> [Work to complete]: Count how many lines mention the word "location". Write that number alone.
── Supplied material
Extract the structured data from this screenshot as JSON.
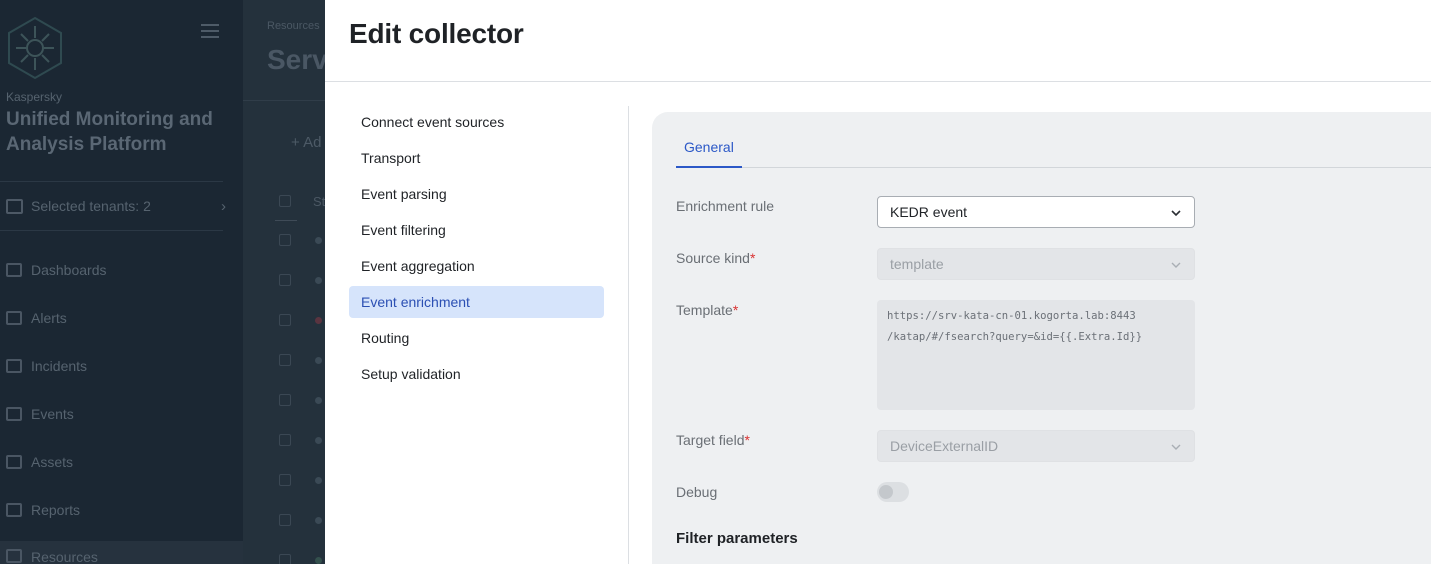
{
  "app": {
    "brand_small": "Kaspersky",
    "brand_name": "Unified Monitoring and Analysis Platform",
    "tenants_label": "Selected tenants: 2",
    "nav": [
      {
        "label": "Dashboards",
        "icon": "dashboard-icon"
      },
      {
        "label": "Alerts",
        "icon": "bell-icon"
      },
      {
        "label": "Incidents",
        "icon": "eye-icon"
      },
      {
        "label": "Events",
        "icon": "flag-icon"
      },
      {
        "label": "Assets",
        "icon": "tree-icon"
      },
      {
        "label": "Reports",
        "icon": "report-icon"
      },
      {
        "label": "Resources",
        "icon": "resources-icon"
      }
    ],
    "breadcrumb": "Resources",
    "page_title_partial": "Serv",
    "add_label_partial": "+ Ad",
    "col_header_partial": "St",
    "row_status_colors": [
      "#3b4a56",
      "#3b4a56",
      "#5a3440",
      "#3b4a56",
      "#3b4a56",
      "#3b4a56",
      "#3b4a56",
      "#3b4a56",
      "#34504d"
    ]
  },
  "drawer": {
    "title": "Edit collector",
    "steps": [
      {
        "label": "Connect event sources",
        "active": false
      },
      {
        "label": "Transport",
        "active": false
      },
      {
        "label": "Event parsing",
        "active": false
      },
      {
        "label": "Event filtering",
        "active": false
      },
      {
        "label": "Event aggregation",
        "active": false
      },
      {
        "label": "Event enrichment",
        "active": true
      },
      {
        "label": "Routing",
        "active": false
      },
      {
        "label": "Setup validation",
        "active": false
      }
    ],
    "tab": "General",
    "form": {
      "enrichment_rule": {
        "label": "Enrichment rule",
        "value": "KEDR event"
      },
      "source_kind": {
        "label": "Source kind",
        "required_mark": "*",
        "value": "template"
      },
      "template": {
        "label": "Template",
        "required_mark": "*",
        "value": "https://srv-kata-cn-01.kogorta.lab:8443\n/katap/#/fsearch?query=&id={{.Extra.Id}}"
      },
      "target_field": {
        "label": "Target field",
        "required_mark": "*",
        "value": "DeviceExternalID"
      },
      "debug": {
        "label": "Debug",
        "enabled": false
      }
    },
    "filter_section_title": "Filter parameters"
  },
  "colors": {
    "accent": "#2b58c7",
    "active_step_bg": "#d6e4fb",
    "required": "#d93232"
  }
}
────
── Supplied material
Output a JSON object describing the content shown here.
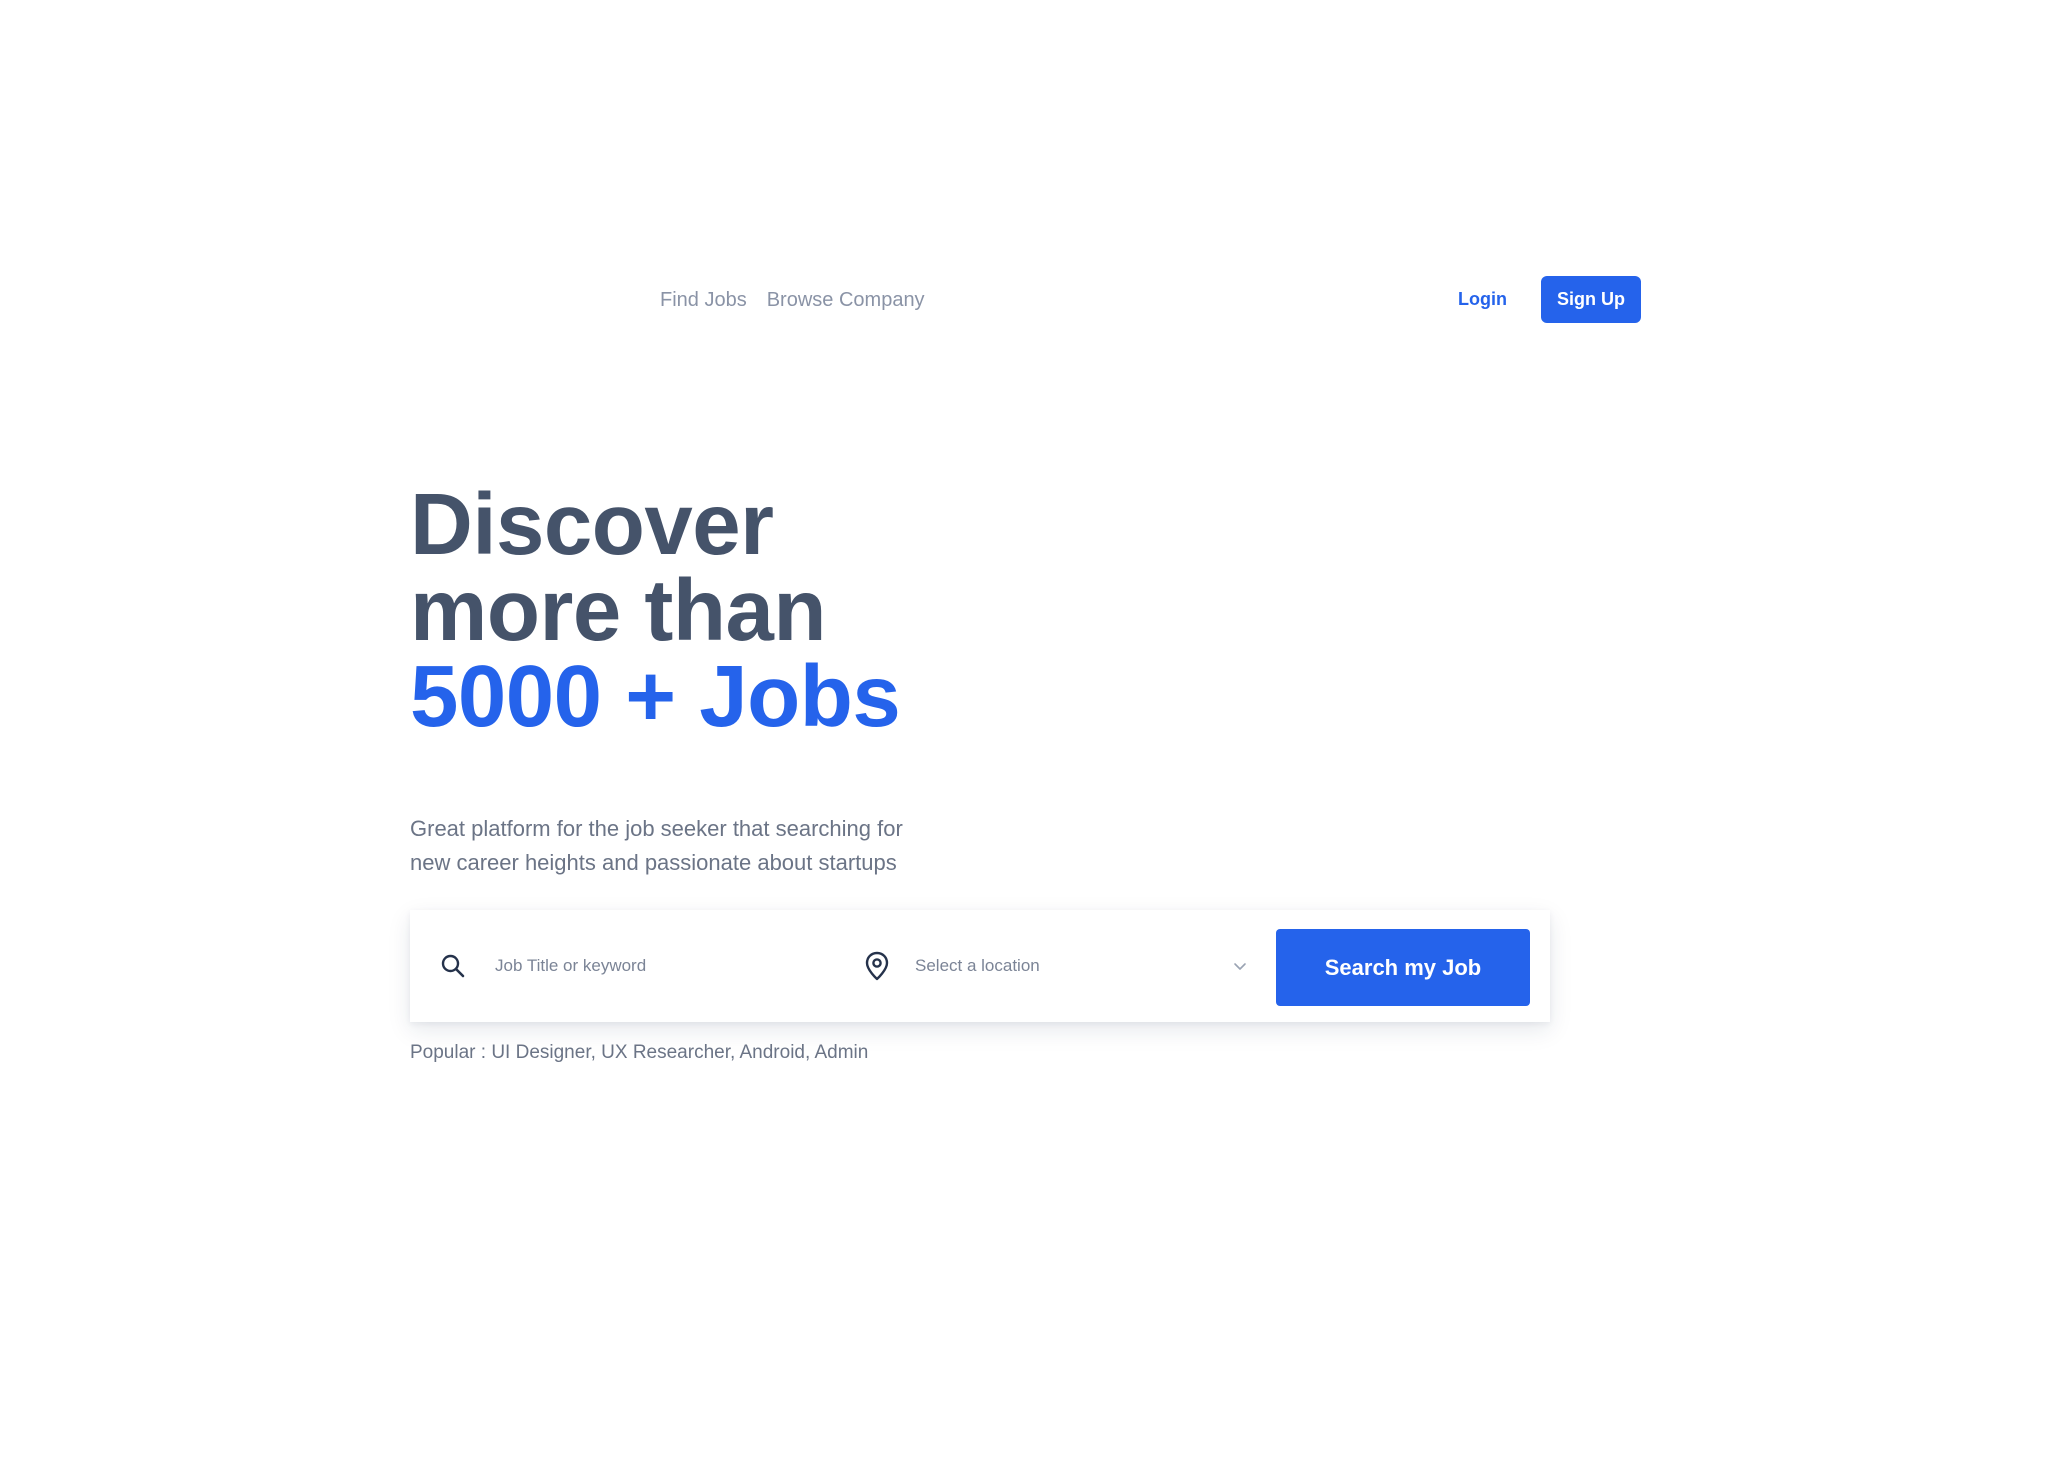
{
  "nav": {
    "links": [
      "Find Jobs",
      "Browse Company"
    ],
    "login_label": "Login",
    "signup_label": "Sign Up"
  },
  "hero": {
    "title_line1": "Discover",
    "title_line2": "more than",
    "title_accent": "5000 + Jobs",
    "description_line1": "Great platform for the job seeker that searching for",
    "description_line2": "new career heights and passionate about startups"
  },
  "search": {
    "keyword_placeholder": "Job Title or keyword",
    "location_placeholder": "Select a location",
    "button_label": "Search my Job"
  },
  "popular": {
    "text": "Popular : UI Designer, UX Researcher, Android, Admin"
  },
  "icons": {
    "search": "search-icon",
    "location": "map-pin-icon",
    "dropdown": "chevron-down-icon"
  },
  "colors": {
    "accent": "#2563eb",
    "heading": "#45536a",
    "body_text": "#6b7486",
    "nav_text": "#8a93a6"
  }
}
────
> [Output for this exercise]: 2